**Supplied material**
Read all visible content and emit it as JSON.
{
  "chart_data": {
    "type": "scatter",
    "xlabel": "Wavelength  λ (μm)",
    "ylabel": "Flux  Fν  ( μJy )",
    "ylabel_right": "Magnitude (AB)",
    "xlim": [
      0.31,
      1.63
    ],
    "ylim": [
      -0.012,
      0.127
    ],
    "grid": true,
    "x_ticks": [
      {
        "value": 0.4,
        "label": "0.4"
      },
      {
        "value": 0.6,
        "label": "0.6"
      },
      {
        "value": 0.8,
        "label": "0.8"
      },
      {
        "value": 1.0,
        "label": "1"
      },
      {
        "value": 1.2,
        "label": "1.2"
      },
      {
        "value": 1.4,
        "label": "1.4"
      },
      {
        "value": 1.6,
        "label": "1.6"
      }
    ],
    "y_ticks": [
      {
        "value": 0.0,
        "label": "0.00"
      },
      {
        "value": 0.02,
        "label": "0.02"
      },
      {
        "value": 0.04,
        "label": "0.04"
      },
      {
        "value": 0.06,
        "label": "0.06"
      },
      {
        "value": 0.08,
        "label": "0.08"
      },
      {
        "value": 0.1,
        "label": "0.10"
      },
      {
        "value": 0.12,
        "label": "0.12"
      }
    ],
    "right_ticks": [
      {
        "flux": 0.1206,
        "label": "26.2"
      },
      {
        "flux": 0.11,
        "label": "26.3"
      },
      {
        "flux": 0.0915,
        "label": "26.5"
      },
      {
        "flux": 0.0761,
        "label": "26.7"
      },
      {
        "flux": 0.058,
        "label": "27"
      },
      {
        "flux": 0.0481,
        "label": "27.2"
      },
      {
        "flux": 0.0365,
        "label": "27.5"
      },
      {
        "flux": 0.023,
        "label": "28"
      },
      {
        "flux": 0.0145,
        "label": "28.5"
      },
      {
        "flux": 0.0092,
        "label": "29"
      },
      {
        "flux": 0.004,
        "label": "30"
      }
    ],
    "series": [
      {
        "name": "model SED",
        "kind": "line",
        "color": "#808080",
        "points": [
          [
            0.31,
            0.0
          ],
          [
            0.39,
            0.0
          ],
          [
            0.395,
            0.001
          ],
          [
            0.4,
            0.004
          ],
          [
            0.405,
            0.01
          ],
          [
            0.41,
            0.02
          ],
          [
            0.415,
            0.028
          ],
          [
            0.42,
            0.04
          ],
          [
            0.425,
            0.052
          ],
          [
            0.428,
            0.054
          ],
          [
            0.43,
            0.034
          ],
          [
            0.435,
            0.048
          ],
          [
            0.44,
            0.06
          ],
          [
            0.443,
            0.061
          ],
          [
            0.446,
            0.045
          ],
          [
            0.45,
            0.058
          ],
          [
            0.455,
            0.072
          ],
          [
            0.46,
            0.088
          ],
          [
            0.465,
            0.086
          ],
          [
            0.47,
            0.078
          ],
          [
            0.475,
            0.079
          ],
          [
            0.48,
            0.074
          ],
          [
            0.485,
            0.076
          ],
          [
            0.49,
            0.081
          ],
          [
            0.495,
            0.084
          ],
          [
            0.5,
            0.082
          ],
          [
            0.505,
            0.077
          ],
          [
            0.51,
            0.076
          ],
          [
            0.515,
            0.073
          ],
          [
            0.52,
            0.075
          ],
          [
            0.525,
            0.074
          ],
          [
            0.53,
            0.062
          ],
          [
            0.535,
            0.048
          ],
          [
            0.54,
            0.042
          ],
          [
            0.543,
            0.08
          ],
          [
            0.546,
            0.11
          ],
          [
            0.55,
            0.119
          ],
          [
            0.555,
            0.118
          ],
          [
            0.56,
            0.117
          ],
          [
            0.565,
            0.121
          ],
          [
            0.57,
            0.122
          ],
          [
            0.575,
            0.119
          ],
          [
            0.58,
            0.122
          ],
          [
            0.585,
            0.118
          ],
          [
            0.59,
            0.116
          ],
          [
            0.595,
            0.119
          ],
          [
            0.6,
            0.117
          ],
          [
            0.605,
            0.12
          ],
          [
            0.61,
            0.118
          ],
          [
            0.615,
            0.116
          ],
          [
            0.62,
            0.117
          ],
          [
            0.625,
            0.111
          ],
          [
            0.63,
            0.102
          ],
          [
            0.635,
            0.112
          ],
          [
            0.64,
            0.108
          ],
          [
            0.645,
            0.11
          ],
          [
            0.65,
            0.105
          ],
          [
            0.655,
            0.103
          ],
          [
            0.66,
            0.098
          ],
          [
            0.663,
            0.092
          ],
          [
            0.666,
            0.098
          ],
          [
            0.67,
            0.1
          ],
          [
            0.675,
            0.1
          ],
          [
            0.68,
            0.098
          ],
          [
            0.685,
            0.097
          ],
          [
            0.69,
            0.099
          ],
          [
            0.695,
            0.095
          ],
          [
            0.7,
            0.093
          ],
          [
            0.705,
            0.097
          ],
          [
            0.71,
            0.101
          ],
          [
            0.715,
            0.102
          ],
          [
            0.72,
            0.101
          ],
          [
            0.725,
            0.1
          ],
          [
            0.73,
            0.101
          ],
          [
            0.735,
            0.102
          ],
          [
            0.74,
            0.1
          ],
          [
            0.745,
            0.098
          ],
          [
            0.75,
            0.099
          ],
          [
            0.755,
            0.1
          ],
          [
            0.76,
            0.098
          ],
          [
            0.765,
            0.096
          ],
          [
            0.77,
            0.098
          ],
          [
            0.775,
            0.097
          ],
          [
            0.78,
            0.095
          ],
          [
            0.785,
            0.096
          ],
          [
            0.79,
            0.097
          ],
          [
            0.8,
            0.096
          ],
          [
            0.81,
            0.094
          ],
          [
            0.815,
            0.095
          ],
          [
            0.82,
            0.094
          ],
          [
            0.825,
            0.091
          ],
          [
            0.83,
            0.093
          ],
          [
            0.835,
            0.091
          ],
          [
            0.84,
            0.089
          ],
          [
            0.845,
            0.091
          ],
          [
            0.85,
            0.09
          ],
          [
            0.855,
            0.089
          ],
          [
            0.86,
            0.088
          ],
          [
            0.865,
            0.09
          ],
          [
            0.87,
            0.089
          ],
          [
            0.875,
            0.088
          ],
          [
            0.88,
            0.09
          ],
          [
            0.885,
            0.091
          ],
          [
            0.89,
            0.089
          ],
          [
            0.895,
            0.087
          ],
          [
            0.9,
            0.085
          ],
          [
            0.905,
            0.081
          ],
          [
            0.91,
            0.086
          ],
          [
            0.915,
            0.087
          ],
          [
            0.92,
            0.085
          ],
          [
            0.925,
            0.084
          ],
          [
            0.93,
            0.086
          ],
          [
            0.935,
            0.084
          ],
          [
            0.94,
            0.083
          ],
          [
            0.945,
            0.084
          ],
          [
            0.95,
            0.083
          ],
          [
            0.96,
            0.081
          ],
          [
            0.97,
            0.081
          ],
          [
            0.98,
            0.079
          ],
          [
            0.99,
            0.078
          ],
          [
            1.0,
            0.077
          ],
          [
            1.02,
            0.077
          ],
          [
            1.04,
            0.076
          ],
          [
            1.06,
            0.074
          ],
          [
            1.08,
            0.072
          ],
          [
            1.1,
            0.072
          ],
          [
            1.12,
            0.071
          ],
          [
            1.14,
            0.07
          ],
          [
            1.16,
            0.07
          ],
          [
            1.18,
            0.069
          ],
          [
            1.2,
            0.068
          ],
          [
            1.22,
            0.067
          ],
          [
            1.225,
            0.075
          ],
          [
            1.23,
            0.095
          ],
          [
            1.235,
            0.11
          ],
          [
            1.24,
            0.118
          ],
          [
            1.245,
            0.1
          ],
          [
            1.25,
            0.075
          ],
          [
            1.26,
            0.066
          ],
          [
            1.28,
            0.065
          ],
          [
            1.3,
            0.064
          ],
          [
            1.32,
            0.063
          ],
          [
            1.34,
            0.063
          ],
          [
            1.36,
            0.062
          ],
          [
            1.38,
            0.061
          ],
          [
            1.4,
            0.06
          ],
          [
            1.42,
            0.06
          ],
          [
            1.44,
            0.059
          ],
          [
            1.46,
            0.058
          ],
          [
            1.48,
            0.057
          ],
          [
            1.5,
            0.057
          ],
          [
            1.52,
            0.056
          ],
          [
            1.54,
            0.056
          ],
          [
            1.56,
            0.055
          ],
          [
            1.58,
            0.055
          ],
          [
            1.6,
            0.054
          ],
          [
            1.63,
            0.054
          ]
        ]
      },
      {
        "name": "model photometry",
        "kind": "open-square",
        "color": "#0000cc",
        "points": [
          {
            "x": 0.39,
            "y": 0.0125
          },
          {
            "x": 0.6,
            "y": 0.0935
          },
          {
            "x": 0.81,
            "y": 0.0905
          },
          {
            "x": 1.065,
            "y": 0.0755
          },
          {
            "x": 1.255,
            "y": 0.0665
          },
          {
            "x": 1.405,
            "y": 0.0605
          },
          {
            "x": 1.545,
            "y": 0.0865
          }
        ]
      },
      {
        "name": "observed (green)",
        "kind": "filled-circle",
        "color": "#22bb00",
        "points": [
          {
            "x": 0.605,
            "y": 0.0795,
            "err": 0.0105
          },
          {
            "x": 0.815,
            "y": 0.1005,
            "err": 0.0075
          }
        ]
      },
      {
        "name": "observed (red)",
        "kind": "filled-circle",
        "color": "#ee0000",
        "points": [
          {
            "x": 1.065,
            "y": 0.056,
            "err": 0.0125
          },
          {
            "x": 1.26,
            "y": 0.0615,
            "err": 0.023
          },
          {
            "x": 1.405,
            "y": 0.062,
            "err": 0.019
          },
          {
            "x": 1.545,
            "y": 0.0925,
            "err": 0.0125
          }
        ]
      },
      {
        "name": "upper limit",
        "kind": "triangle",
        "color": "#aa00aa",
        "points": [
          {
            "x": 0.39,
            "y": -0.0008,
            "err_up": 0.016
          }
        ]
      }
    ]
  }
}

**Problem requirements**
Pick out every line above that contains the word "observed" and copy it.

**The result**
        "name": "observed (green)",
        "name": "observed (red)",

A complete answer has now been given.